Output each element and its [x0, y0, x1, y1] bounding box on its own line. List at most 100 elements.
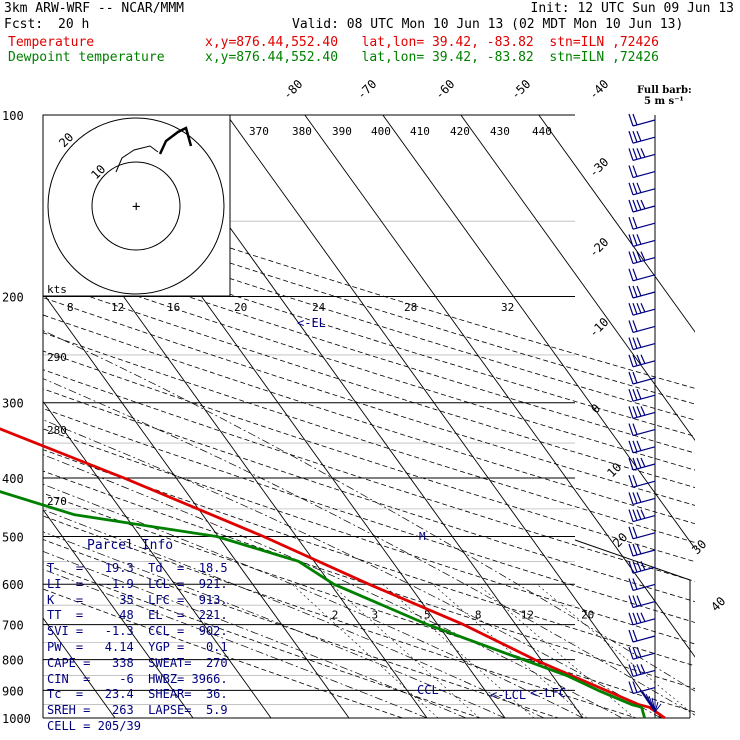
lfc-annotation: <-LFC	[530, 686, 566, 700]
wind-barb-flag	[628, 647, 634, 660]
pressure-tick-label: 500	[2, 530, 24, 544]
wind-barb-flag	[628, 182, 634, 195]
parcel-info-title: Parcel Info	[87, 538, 174, 553]
wind-barb-flag	[632, 406, 638, 418]
pressure-tick-label: 300	[2, 397, 24, 411]
mixing-ratio-line	[382, 583, 535, 718]
wind-barb-flag	[632, 199, 638, 212]
mixing-ratio-line	[291, 583, 439, 718]
wind-barb-flag	[636, 234, 642, 245]
isotherm-tick-label: -60	[432, 77, 457, 102]
mixing-ratio-label: 20	[581, 609, 594, 622]
hodograph-ring	[91, 161, 181, 251]
isotherm-line	[43, 400, 272, 718]
isotherm-line	[382, 115, 695, 550]
wind-barb-flag	[636, 457, 642, 469]
parcel-info-row: T = 19.3 Td = 18.5	[47, 561, 228, 575]
mixing-ratio-line	[536, 583, 695, 717]
parcel-info-row: CIN = -6 HWBZ= 3966.	[47, 671, 228, 686]
parcel-info-row: CELL = 205/39	[47, 718, 141, 733]
wind-barb-flag	[628, 371, 634, 385]
wind-barb-flag	[632, 320, 638, 332]
hodograph-speed-label: 28	[404, 301, 417, 314]
mixing-ratio-label: 12	[521, 609, 534, 622]
theta-label: 410	[410, 125, 430, 138]
wind-barb-flag	[628, 320, 634, 333]
wind-barb-flag	[628, 561, 634, 574]
moist-adiabat	[43, 568, 428, 718]
valid-time: Valid: 08 UTC Mon 10 Jun 13 (02 MDT Mon …	[292, 17, 684, 32]
dry-adiabat	[43, 297, 695, 506]
fcst-label: Fcst:	[4, 17, 44, 32]
wind-barb-surface	[654, 701, 659, 713]
theta-label: 430	[490, 125, 510, 138]
wind-barb-flag	[632, 302, 638, 315]
wind-barb-flag	[632, 354, 638, 367]
wind-barb-flag	[640, 560, 646, 571]
wind-barb-flag	[632, 560, 638, 573]
wind-barb-flag	[628, 578, 634, 591]
wind-barb-flag	[628, 475, 634, 488]
temperature-legend: Temperature	[8, 35, 95, 50]
parcel-info-row: TT = 48 EL = 221.	[47, 608, 228, 623]
dry-adiabat	[43, 200, 695, 405]
wind-barb-flag	[632, 578, 638, 590]
wind-barb-flag	[628, 681, 634, 694]
isotherm-tick-label: 30	[689, 537, 709, 557]
wind-barb-flag	[628, 389, 634, 402]
wind-barb-flag	[636, 646, 642, 658]
pressure-tick-label: 700	[2, 619, 24, 633]
moist-adiabat	[43, 378, 695, 716]
wind-barb-flag	[628, 629, 634, 643]
wind-barb-flag	[640, 251, 646, 261]
el-annotation: <-EL	[297, 316, 326, 330]
wind-barb-flag	[640, 612, 646, 623]
wind-barb-flag	[628, 234, 634, 247]
dry-adiabat	[43, 449, 695, 667]
wind-barb-flag	[632, 423, 638, 435]
wind-barb-flag	[636, 509, 642, 520]
wind-barb-flag	[632, 440, 638, 453]
isotherm-tick-label: 0	[588, 401, 603, 416]
wind-barb-flag	[632, 629, 638, 642]
isotherm-tick-label: -50	[508, 77, 533, 102]
dewpoint-profile	[0, 490, 646, 719]
theta-label: 400	[371, 125, 391, 138]
dry-adiabat	[43, 247, 695, 454]
isotherm-tick-label: 10	[604, 460, 624, 480]
wind-barb-flag	[632, 216, 638, 229]
wind-barb-flag	[636, 285, 642, 297]
wind-barb-flag	[628, 543, 634, 557]
wind-barb-surface	[654, 703, 662, 713]
wind-barb-flag	[636, 337, 642, 348]
parcel-info-row: SREH = 263 LAPSE= 5.9	[47, 703, 228, 718]
wind-barb-flag	[640, 199, 646, 210]
wind-barb-flag	[628, 113, 634, 127]
wind-barb-flag	[640, 664, 646, 674]
wind-barb-flag	[636, 543, 642, 555]
theta-label-left: 270	[47, 495, 67, 508]
isotherm-tick-label: -20	[586, 235, 611, 260]
pressure-tick-label: 1000	[2, 712, 31, 726]
isotherm-tick-label: 20	[610, 530, 630, 550]
wind-barb-flag	[632, 492, 638, 504]
wind-barb-flag	[628, 337, 634, 350]
wind-barb-flag	[628, 423, 634, 436]
wind-barb-flag	[628, 148, 634, 161]
isotherm-tick-label: -40	[586, 77, 611, 102]
wind-barb-flag	[636, 251, 642, 262]
theta-label-left: 290	[47, 351, 67, 364]
wind-barb-flag	[628, 268, 634, 281]
ccl-annotation: CCL-	[417, 683, 446, 697]
wind-barb-flag	[640, 509, 646, 519]
parcel-info-row: Tc = 23.4 SHEAR= 36.	[47, 687, 228, 702]
wind-barb-flag	[628, 664, 634, 677]
moist-adiabat	[43, 551, 467, 718]
pressure-tick-label: 600	[2, 578, 24, 592]
wind-barb-flag	[628, 492, 634, 505]
plot-area	[43, 115, 695, 718]
wind-barb-flag	[628, 199, 634, 213]
wind-barb-flag	[628, 303, 634, 316]
dewpoint-location: x,y=876.44,552.40 lat,lon= 39.42, -83.82…	[205, 50, 659, 65]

········

# PROBLEM TO WORK ON
Reproduce the records starting at the line containing "686, 566, 700]" and ending at the line containing "371, 634, 385]", with "mixing-ratio-line" changed to "mixing-ratio-curve" and nothing else altered.

# WRITTEN SOLUTION
lfc-annotation: <-LFC	[530, 686, 566, 700]
wind-barb-flag	[628, 647, 634, 660]
pressure-tick-label: 500	[2, 530, 24, 544]
wind-barb-flag	[628, 182, 634, 195]
parcel-info-title: Parcel Info	[87, 538, 174, 553]
wind-barb-flag	[632, 406, 638, 418]
pressure-tick-label: 300	[2, 397, 24, 411]
mixing-ratio-curve	[382, 583, 535, 718]
wind-barb-flag	[632, 199, 638, 212]
mixing-ratio-curve	[291, 583, 439, 718]
wind-barb-flag	[636, 234, 642, 245]
isotherm-tick-label: -60	[432, 77, 457, 102]
mixing-ratio-label: 20	[581, 609, 594, 622]
hodograph-ring	[91, 161, 181, 251]
isotherm-line	[43, 400, 272, 718]
isotherm-line	[382, 115, 695, 550]
wind-barb-flag	[636, 457, 642, 469]
parcel-info-row: T = 19.3 Td = 18.5	[47, 561, 228, 575]
mixing-ratio-curve	[536, 583, 695, 717]
parcel-info-row: CIN = -6 HWBZ= 3966.	[47, 671, 228, 686]
parcel-info-row: CELL = 205/39	[47, 718, 141, 733]
wind-barb-flag	[628, 371, 634, 385]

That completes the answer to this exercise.